Aim of the task -> Select the lines that hold the word "прошествии" and copy each one.

········

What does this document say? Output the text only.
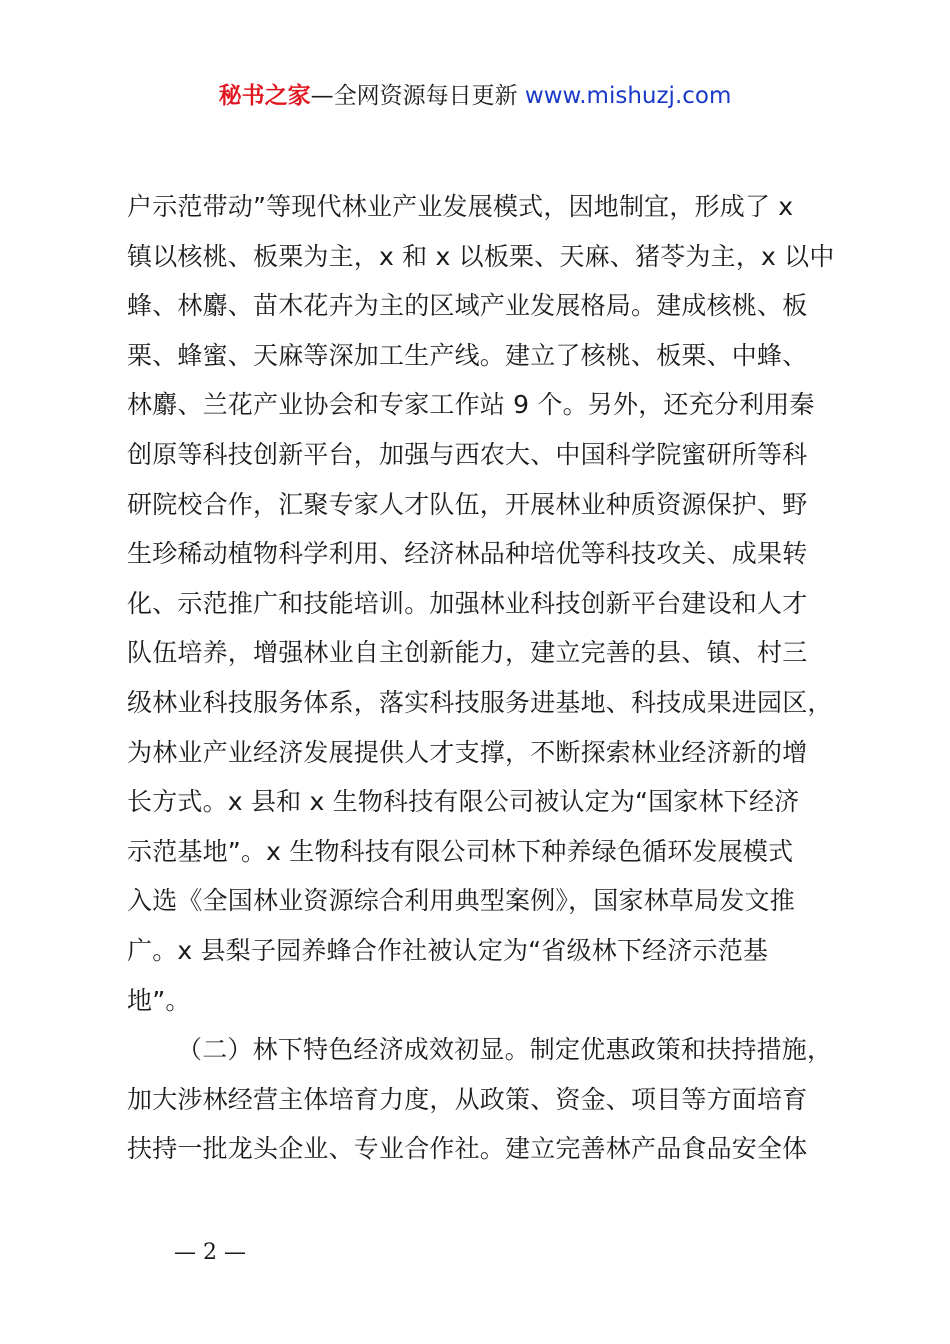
秘书之家—全网资源每日更新 www.mishuzj.com
户示范带动”等现代林业产业发展模式，因地制宜，形成了 x
镇以核桃、板栗为主，x 和 x 以板栗、天麻、猪苓为主，x 以中
蜂、林麝、苗木花卉为主的区域产业发展格局。建成核桃、板
栗、蜂蜜、天麻等深加工生产线。建立了核桃、板栗、中蜂、
林麝、兰花产业协会和专家工作站 9 个。另外，还充分利用秦
创原等科技创新平台，加强与西农大、中国科学院蜜研所等科
研院校合作，汇聚专家人才队伍，开展林业种质资源保护、野
生珍稀动植物科学利用、经济林品种培优等科技攻关、成果转
化、示范推广和技能培训。加强林业科技创新平台建设和人才
队伍培养，增强林业自主创新能力，建立完善的县、镇、村三
级林业科技服务体系，落实科技服务进基地、科技成果进园区，
为林业产业经济发展提供人才支撑，不断探索林业经济新的增
长方式。x 县和 x 生物科技有限公司被认定为“国家林下经济
示范基地”。x 生物科技有限公司林下种养绿色循环发展模式
入选《全国林业资源综合利用典型案例》，国家林草局发文推
广。x 县梨子园养蜂合作社被认定为“省级林下经济示范基
地”。
（二）林下特色经济成效初显。制定优惠政策和扶持措施，
加大涉林经营主体培育力度，从政策、资金、项目等方面培育
扶持一批龙头企业、专业合作社。建立完善林产品食品安全体
— 2 —
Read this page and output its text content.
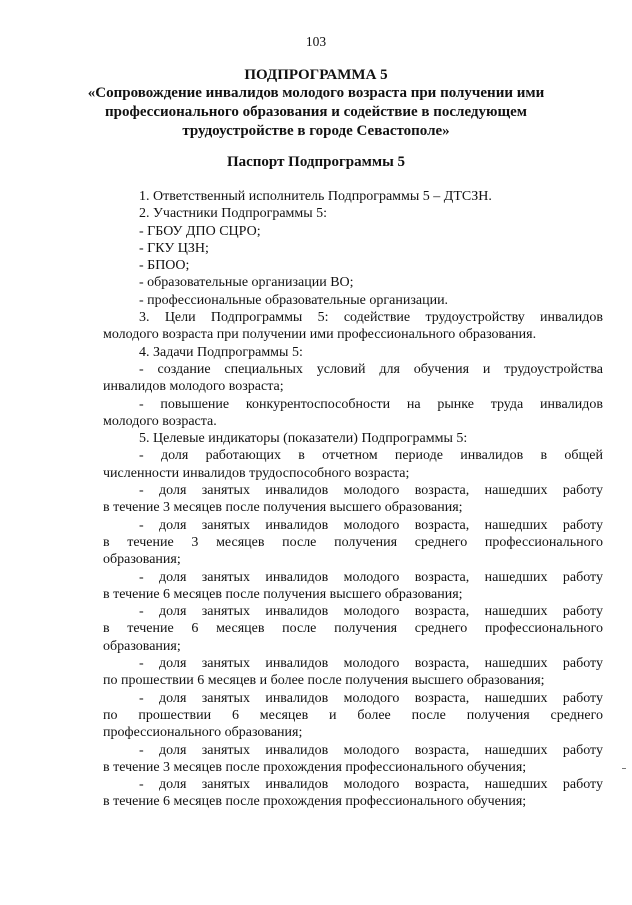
103
ПОДПРОГРАММА 5
«Сопровождение инвалидов молодого возраста при получении ими
профессионального образования и содействие в последующем
трудоустройстве в городе Севастополе»
Паспорт Подпрограммы 5
1. Ответственный исполнитель Подпрограммы 5 – ДТСЗН.
2. Участники Подпрограммы 5:
- ГБОУ ДПО СЦРО;
- ГКУ ЦЗН;
- БПОО;
- образовательные организации ВО;
- профессиональные образовательные организации.
3. Цели Подпрограммы 5: содействие трудоустройству инвалидов
молодого возраста при получении ими профессионального образования.
4. Задачи Подпрограммы 5:
- создание специальных условий для обучения и трудоустройства
инвалидов молодого возраста;
- повышение конкурентоспособности на рынке труда инвалидов
молодого возраста.
5. Целевые индикаторы (показатели) Подпрограммы 5:
- доля работающих в отчетном периоде инвалидов в общей
численности инвалидов трудоспособного возраста;
- доля занятых инвалидов молодого возраста, нашедших работу
в течение 3 месяцев после получения высшего образования;
- доля занятых инвалидов молодого возраста, нашедших работу
в течение 3 месяцев после получения среднего профессионального
образования;
- доля занятых инвалидов молодого возраста, нашедших работу
в течение 6 месяцев после получения высшего образования;
- доля занятых инвалидов молодого возраста, нашедших работу
в течение 6 месяцев после получения среднего профессионального
образования;
- доля занятых инвалидов молодого возраста, нашедших работу
по прошествии 6 месяцев и более после получения высшего образования;
- доля занятых инвалидов молодого возраста, нашедших работу
по прошествии 6 месяцев и более после получения среднего
профессионального образования;
- доля занятых инвалидов молодого возраста, нашедших работу
в течение 3 месяцев после прохождения профессионального обучения;
- доля занятых инвалидов молодого возраста, нашедших работу
в течение 6 месяцев после прохождения профессионального обучения;
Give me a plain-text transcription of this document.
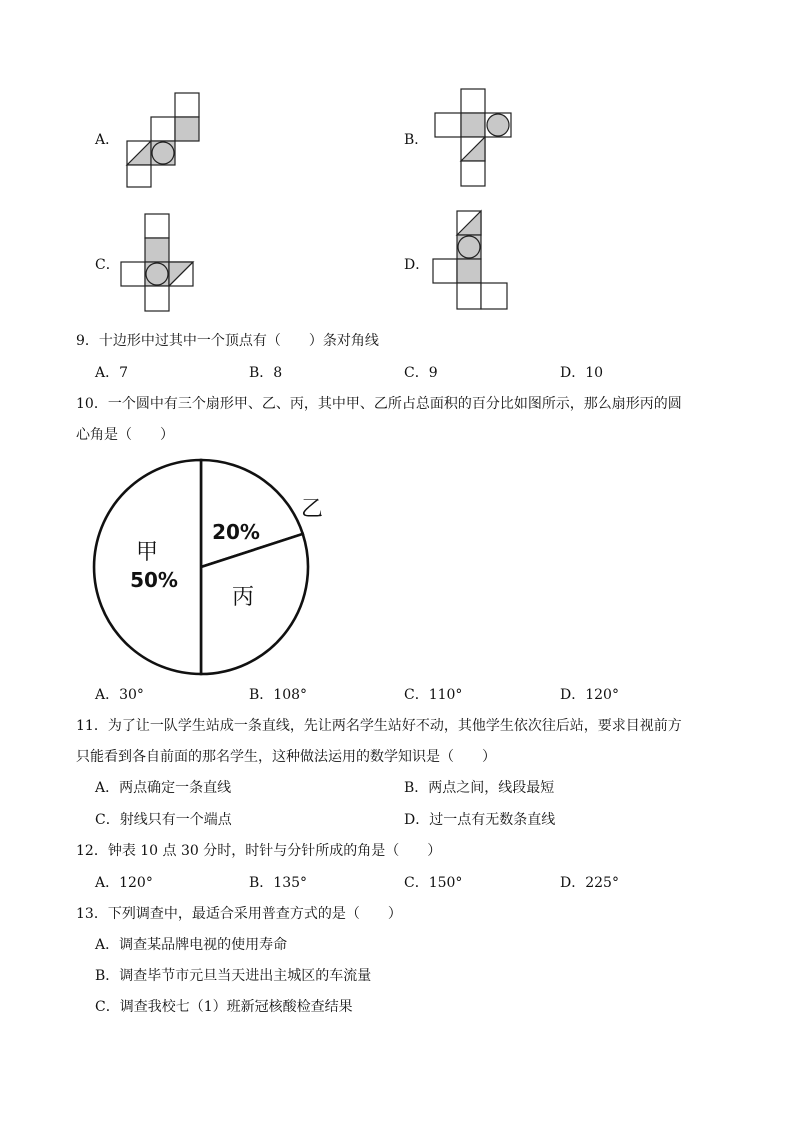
A．	B．
C．	D．
9．十边形中过其中一个顶点有（　　）条对角线
A．7	B．8	C．9	D．10
10．一个圆中有三个扇形甲、乙、丙，其中甲、乙所占总面积的百分比如图所示，那么扇形丙的圆
心角是（　　）
乙
20%
甲
50%
丙
A．30°	B．108°	C．110°	D．120°
11．为了让一队学生站成一条直线，先让两名学生站好不动，其他学生依次往后站，要求目视前方
只能看到各自前面的那名学生，这种做法运用的数学知识是（　　）
A．两点确定一条直线	B．两点之间，线段最短
C．射线只有一个端点	D．过一点有无数条直线
12．钟表 10 点 30 分时，时针与分针所成的角是（　　）
A．120°	B．135°	C．150°	D．225°
13．下列调查中，最适合采用普查方式的是（　　）
A．调查某品牌电视的使用寿命
B．调查毕节市元旦当天进出主城区的车流量
C．调查我校七（1）班新冠核酸检查结果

········

Exercise answer ->
по прошествии 6 месяцев и более после получения высшего образования;
по прошествии 6 месяцев и более после получения среднего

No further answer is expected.